*DATA FOR THE TASK*:
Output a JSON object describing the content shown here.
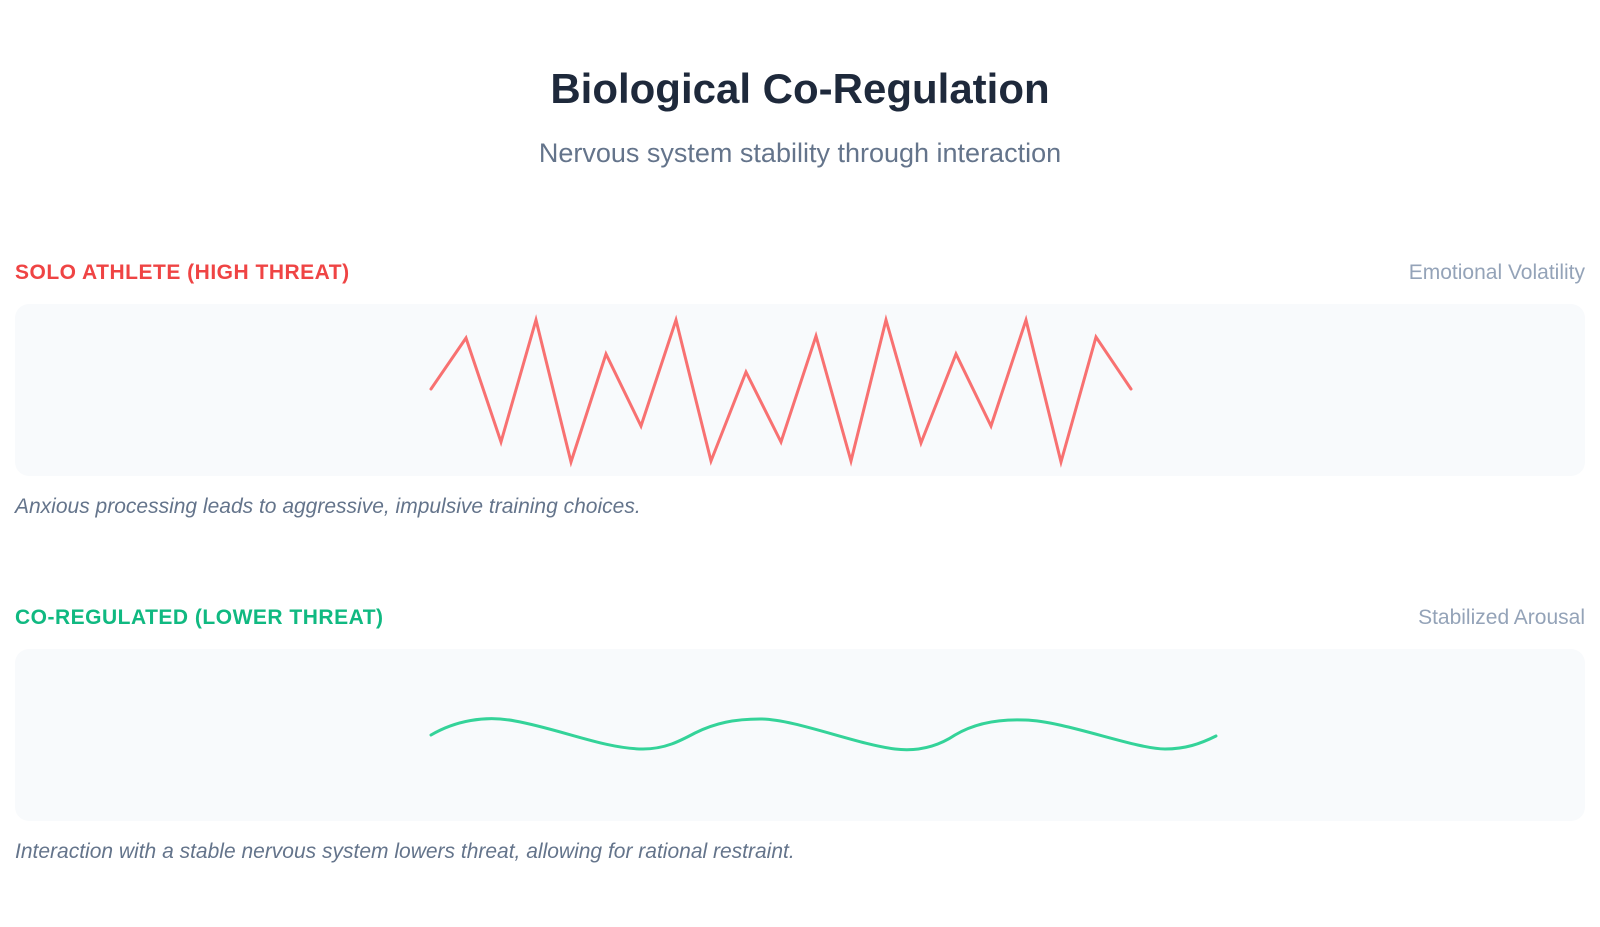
{
  "header": {
    "title": "Biological Co-Regulation",
    "subtitle": "Nervous system stability through interaction"
  },
  "sections": [
    {
      "label": "SOLO ATHLETE (HIGH THREAT)",
      "meta": "Emotional Volatility",
      "caption": "Anxious processing leads to aggressive, impulsive training choices.",
      "color": "#ef4444",
      "line_color": "#f87171"
    },
    {
      "label": "CO-REGULATED (LOWER THREAT)",
      "meta": "Stabilized Arousal",
      "caption": "Interaction with a stable nervous system lowers threat, allowing for rational restraint.",
      "color": "#10b981",
      "line_color": "#34d399"
    }
  ]
}
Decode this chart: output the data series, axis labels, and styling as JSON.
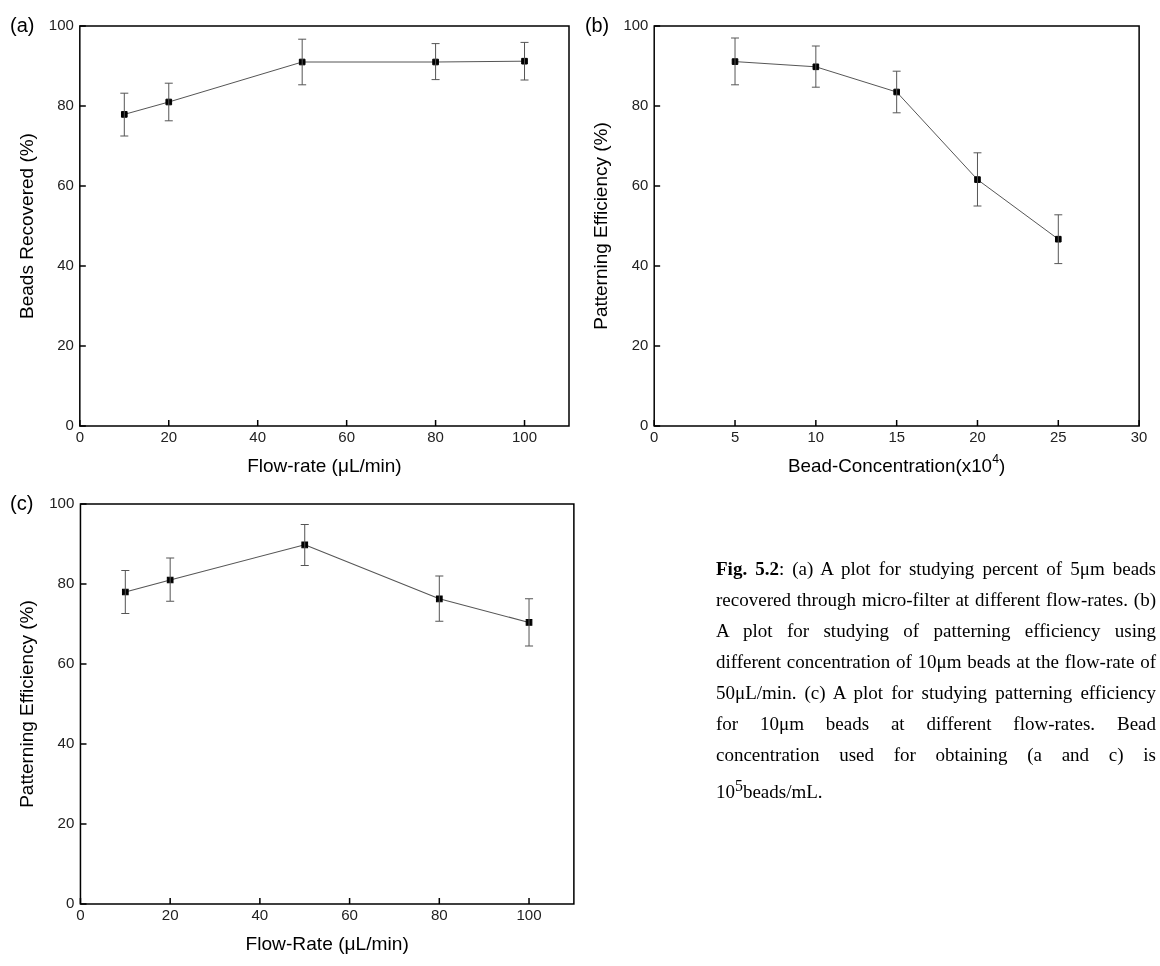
{
  "chart_data": [
    {
      "type": "line",
      "title": "(a)",
      "xlabel": "Flow-rate (μL/min)",
      "ylabel": "Beads Recovered (%)",
      "xlim": [
        0,
        110
      ],
      "xticks": [
        0,
        20,
        40,
        60,
        80,
        100
      ],
      "ylim": [
        0,
        100
      ],
      "yticks": [
        0,
        20,
        40,
        60,
        80,
        100
      ],
      "marker": "square",
      "line_style": "solid",
      "grid": false,
      "legend": false,
      "series": [
        {
          "color": "#000000",
          "x": [
            10,
            20,
            50,
            80,
            100
          ],
          "values": [
            77.9,
            81,
            91,
            91,
            91.2
          ],
          "errors": [
            [
              72.5,
              83.2
            ],
            [
              76.3,
              85.7
            ],
            [
              85.3,
              96.7
            ],
            [
              86.6,
              95.6
            ],
            [
              86.5,
              95.9
            ]
          ]
        }
      ]
    },
    {
      "type": "line",
      "title": "(b)",
      "xlabel": "Bead-Concentration(x10$^{4}$)",
      "ylabel": "Patterning Efficiency (%)",
      "xlim": [
        0,
        30
      ],
      "xticks": [
        0,
        5,
        10,
        15,
        20,
        25,
        30
      ],
      "ylim": [
        0,
        100
      ],
      "yticks": [
        0,
        20,
        40,
        60,
        80,
        100
      ],
      "marker": "square",
      "line_style": "solid",
      "grid": false,
      "legend": false,
      "series": [
        {
          "color": "#000000",
          "x": [
            5,
            10,
            15,
            20,
            25
          ],
          "values": [
            91.1,
            89.8,
            83.5,
            61.6,
            46.7
          ],
          "errors": [
            [
              85.3,
              97
            ],
            [
              84.7,
              95
            ],
            [
              78.3,
              88.7
            ],
            [
              55,
              68.3
            ],
            [
              40.6,
              52.8
            ]
          ]
        }
      ]
    },
    {
      "type": "line",
      "title": "(c)",
      "xlabel": "Flow-Rate (μL/min)",
      "ylabel": "Patterning Efficiency (%)",
      "xlim": [
        0,
        110
      ],
      "xticks": [
        0,
        20,
        40,
        60,
        80,
        100
      ],
      "ylim": [
        0,
        100
      ],
      "yticks": [
        0,
        20,
        40,
        60,
        80,
        100
      ],
      "marker": "square",
      "line_style": "solid",
      "grid": false,
      "legend": false,
      "series": [
        {
          "color": "#000000",
          "x": [
            10,
            20,
            50,
            80,
            100
          ],
          "values": [
            78,
            81,
            89.8,
            76.3,
            70.4
          ],
          "errors": [
            [
              72.6,
              83.4
            ],
            [
              75.7,
              86.5
            ],
            [
              84.6,
              94.9
            ],
            [
              70.7,
              82
            ],
            [
              64.5,
              76.3
            ]
          ]
        }
      ]
    },
    {
      "type": "other",
      "title": "Fig. 5.2",
      "annotations": [
        ": (a) A plot for studying percent of 5μm beads recovered through micro-filter at different flow-rates. (b) A plot for studying of patterning efficiency using different concentration of 10μm beads at the flow-rate of 50μL/min. (c) A plot for studying patterning efficiency for 10μm beads at different flow-rates. Bead concentration used for obtaining (a and c) is 10$^{5}$beads/mL."
      ]
    }
  ]
}
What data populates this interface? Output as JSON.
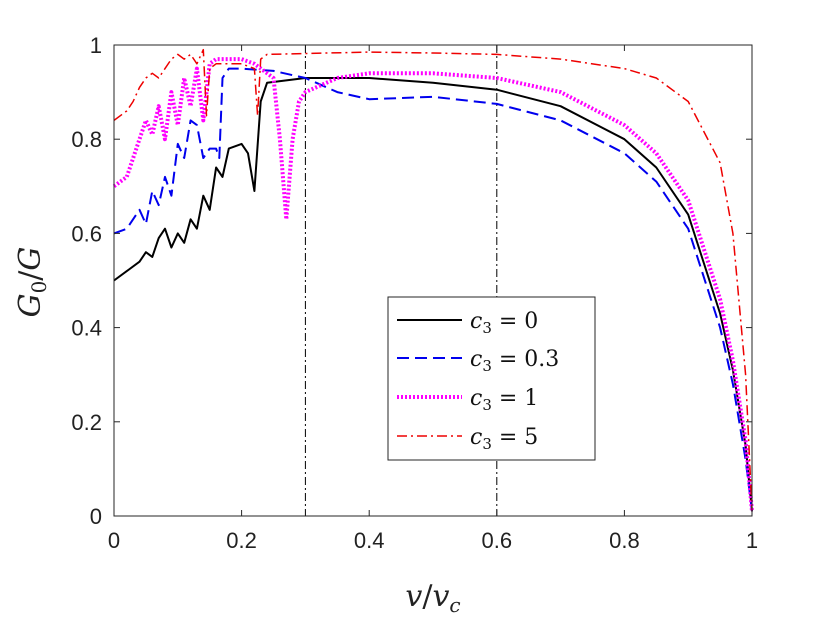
{
  "chart_data": {
    "type": "line",
    "title": "",
    "xlabel": "v/v_c",
    "ylabel": "G_0/G",
    "xlim": [
      0,
      1
    ],
    "ylim": [
      0,
      1
    ],
    "xticks": [
      0,
      0.2,
      0.4,
      0.6,
      0.8,
      1
    ],
    "yticks": [
      0,
      0.2,
      0.4,
      0.6,
      0.8,
      1
    ],
    "x_tick_labels": [
      "0",
      "0.2",
      "0.4",
      "0.6",
      "0.8",
      "1"
    ],
    "y_tick_labels": [
      "0",
      "0.2",
      "0.4",
      "0.6",
      "0.8",
      "1"
    ],
    "grid": false,
    "legend_position": "center-right",
    "vertical_reference_lines": [
      0.3,
      0.6
    ],
    "series": [
      {
        "name": "c_3 = 0",
        "color": "#000000",
        "style": "solid",
        "x": [
          0,
          0.02,
          0.04,
          0.05,
          0.06,
          0.07,
          0.08,
          0.09,
          0.1,
          0.11,
          0.12,
          0.13,
          0.14,
          0.15,
          0.16,
          0.17,
          0.18,
          0.2,
          0.21,
          0.22,
          0.23,
          0.24,
          0.3,
          0.4,
          0.5,
          0.6,
          0.7,
          0.8,
          0.85,
          0.9,
          0.95,
          0.97,
          0.99,
          1
        ],
        "y": [
          0.5,
          0.52,
          0.54,
          0.56,
          0.55,
          0.59,
          0.61,
          0.57,
          0.6,
          0.58,
          0.63,
          0.61,
          0.68,
          0.65,
          0.74,
          0.72,
          0.78,
          0.79,
          0.77,
          0.69,
          0.88,
          0.92,
          0.93,
          0.93,
          0.92,
          0.905,
          0.87,
          0.8,
          0.74,
          0.64,
          0.43,
          0.31,
          0.15,
          0.01
        ]
      },
      {
        "name": "c_3 = 0.3",
        "color": "#0000ee",
        "style": "dashed",
        "x": [
          0,
          0.02,
          0.04,
          0.05,
          0.06,
          0.07,
          0.08,
          0.09,
          0.1,
          0.11,
          0.12,
          0.13,
          0.14,
          0.15,
          0.16,
          0.165,
          0.17,
          0.18,
          0.2,
          0.25,
          0.3,
          0.35,
          0.4,
          0.5,
          0.6,
          0.7,
          0.8,
          0.85,
          0.9,
          0.95,
          0.97,
          0.99,
          1
        ],
        "y": [
          0.6,
          0.61,
          0.65,
          0.62,
          0.69,
          0.66,
          0.72,
          0.68,
          0.79,
          0.76,
          0.84,
          0.83,
          0.76,
          0.78,
          0.78,
          0.76,
          0.93,
          0.95,
          0.95,
          0.945,
          0.93,
          0.9,
          0.885,
          0.89,
          0.875,
          0.84,
          0.77,
          0.71,
          0.61,
          0.4,
          0.28,
          0.12,
          0.01
        ]
      },
      {
        "name": "c_3 = 1",
        "color": "#ff00ff",
        "style": "dotted",
        "x": [
          0,
          0.02,
          0.04,
          0.05,
          0.06,
          0.07,
          0.08,
          0.09,
          0.1,
          0.11,
          0.12,
          0.13,
          0.14,
          0.145,
          0.15,
          0.16,
          0.2,
          0.22,
          0.25,
          0.26,
          0.27,
          0.28,
          0.29,
          0.3,
          0.35,
          0.4,
          0.5,
          0.6,
          0.7,
          0.8,
          0.85,
          0.9,
          0.95,
          0.97,
          0.99,
          1
        ],
        "y": [
          0.7,
          0.72,
          0.8,
          0.84,
          0.81,
          0.87,
          0.8,
          0.9,
          0.83,
          0.93,
          0.87,
          0.95,
          0.84,
          0.9,
          0.96,
          0.97,
          0.97,
          0.96,
          0.93,
          0.8,
          0.63,
          0.8,
          0.88,
          0.9,
          0.93,
          0.94,
          0.94,
          0.93,
          0.9,
          0.83,
          0.77,
          0.67,
          0.46,
          0.33,
          0.16,
          0.01
        ]
      },
      {
        "name": "c_3 = 5",
        "color": "#ee0000",
        "style": "dashdot",
        "x": [
          0,
          0.02,
          0.03,
          0.04,
          0.05,
          0.06,
          0.07,
          0.08,
          0.09,
          0.1,
          0.11,
          0.12,
          0.13,
          0.14,
          0.145,
          0.15,
          0.16,
          0.2,
          0.22,
          0.225,
          0.23,
          0.24,
          0.3,
          0.4,
          0.5,
          0.6,
          0.7,
          0.8,
          0.85,
          0.9,
          0.95,
          0.97,
          0.99,
          1
        ],
        "y": [
          0.84,
          0.86,
          0.88,
          0.91,
          0.93,
          0.94,
          0.93,
          0.95,
          0.97,
          0.98,
          0.97,
          0.98,
          0.96,
          0.99,
          0.85,
          0.95,
          0.96,
          0.96,
          0.95,
          0.85,
          0.97,
          0.98,
          0.982,
          0.985,
          0.983,
          0.98,
          0.97,
          0.95,
          0.93,
          0.88,
          0.75,
          0.6,
          0.3,
          0.01
        ]
      }
    ],
    "legend": [
      {
        "label": "c",
        "subscript": "3",
        "rest": " = 0"
      },
      {
        "label": "c",
        "subscript": "3",
        "rest": " = 0.3"
      },
      {
        "label": "c",
        "subscript": "3",
        "rest": " = 1"
      },
      {
        "label": "c",
        "subscript": "3",
        "rest": " = 5"
      }
    ],
    "xlabel_parts": {
      "main": "v",
      "slash": "/",
      "var": "v",
      "sub": "c"
    },
    "ylabel_parts": {
      "main": "G",
      "sub": "0",
      "slash": "/",
      "var": "G"
    }
  }
}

*GOAL*:
Each line above that includes "this" should be shown.

*TASK RESPONSE*:
Decode this chart: output the data series, axis labels, and styling as JSON.
What data populates this interface? Output as JSON.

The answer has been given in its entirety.